UMF Tindastóll
- Full name: Ungmennafélag Tindastóll
- Founded: 1907
- Ground: Sauðárkróksvöllur, Sauðárkrókur
- Capacity: 1,300
- Chairman: Ómar Bragi Stefánsson
- League: 1. deild kvenna
- 2025: Besta deild kvenna, 9th of 10 (relegated)
- Website: http://www.tindastoll.is
| Home colours | Away colours |

= Tindastóll (women's football) =

The Tindastól women's football team, commonly known as Tindastóll, is an Icelandic football team based in Sauðárkrókur. It is part of the Tindastóll multi-sport club.

_Supplied information_:
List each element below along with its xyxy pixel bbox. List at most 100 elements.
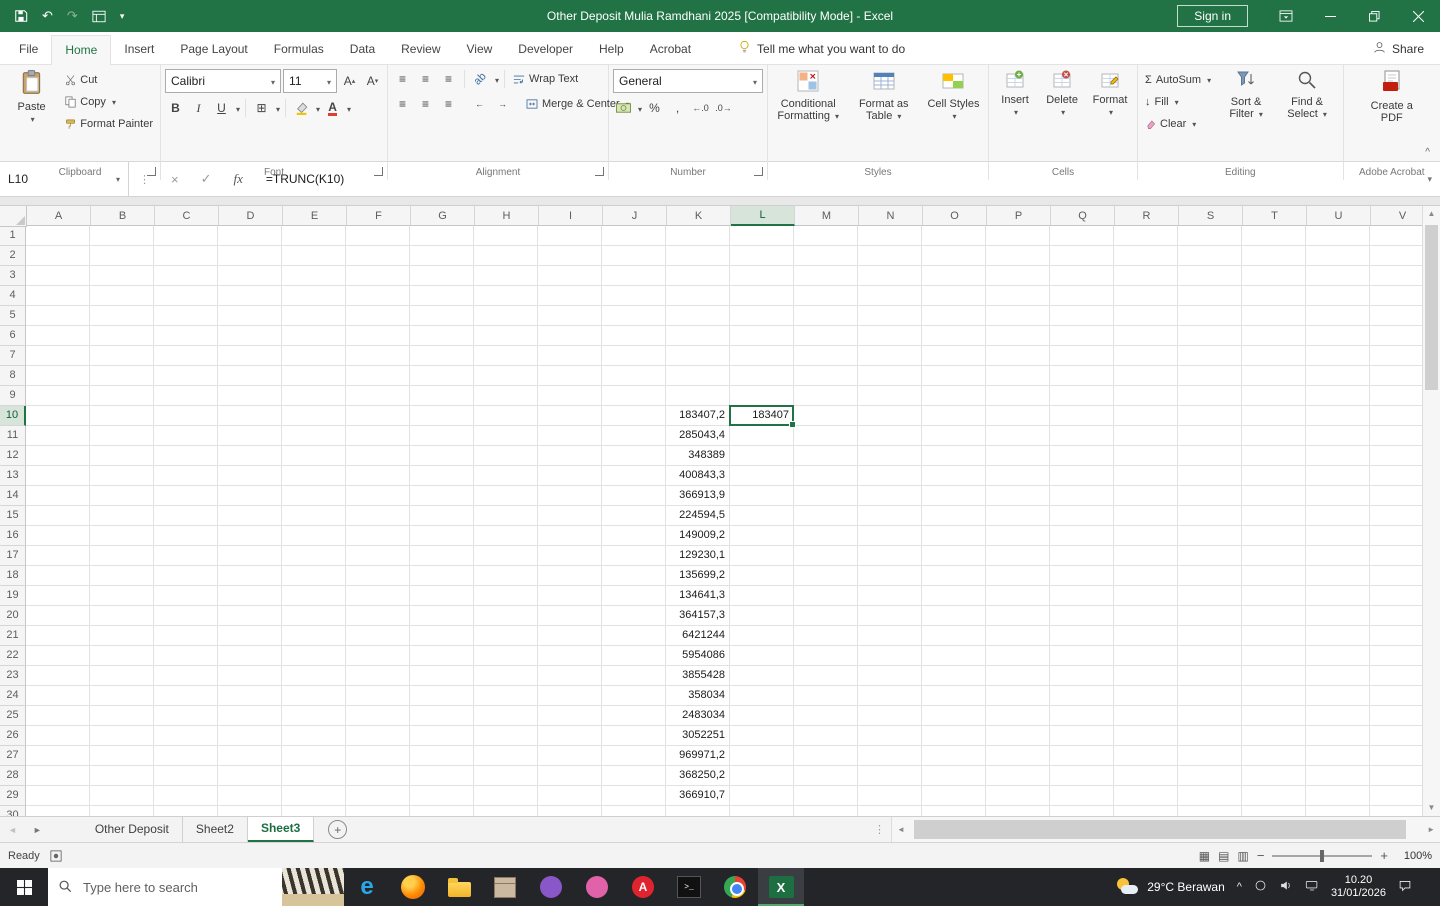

_What this task involves_:
Reproduce the Tindastóll text from "The Tindastól women's" up to and including "Tindastóll multi-sport club.", swapping "multi-sport club" for "athletic club". Base all work on the Tindastóll text only and ignore the data.

_Complete output_:
The Tindastól women's football team, commonly known as Tindastóll, is an Icelandic football team based in Sauðárkrókur. It is part of the Tindastóll athletic club.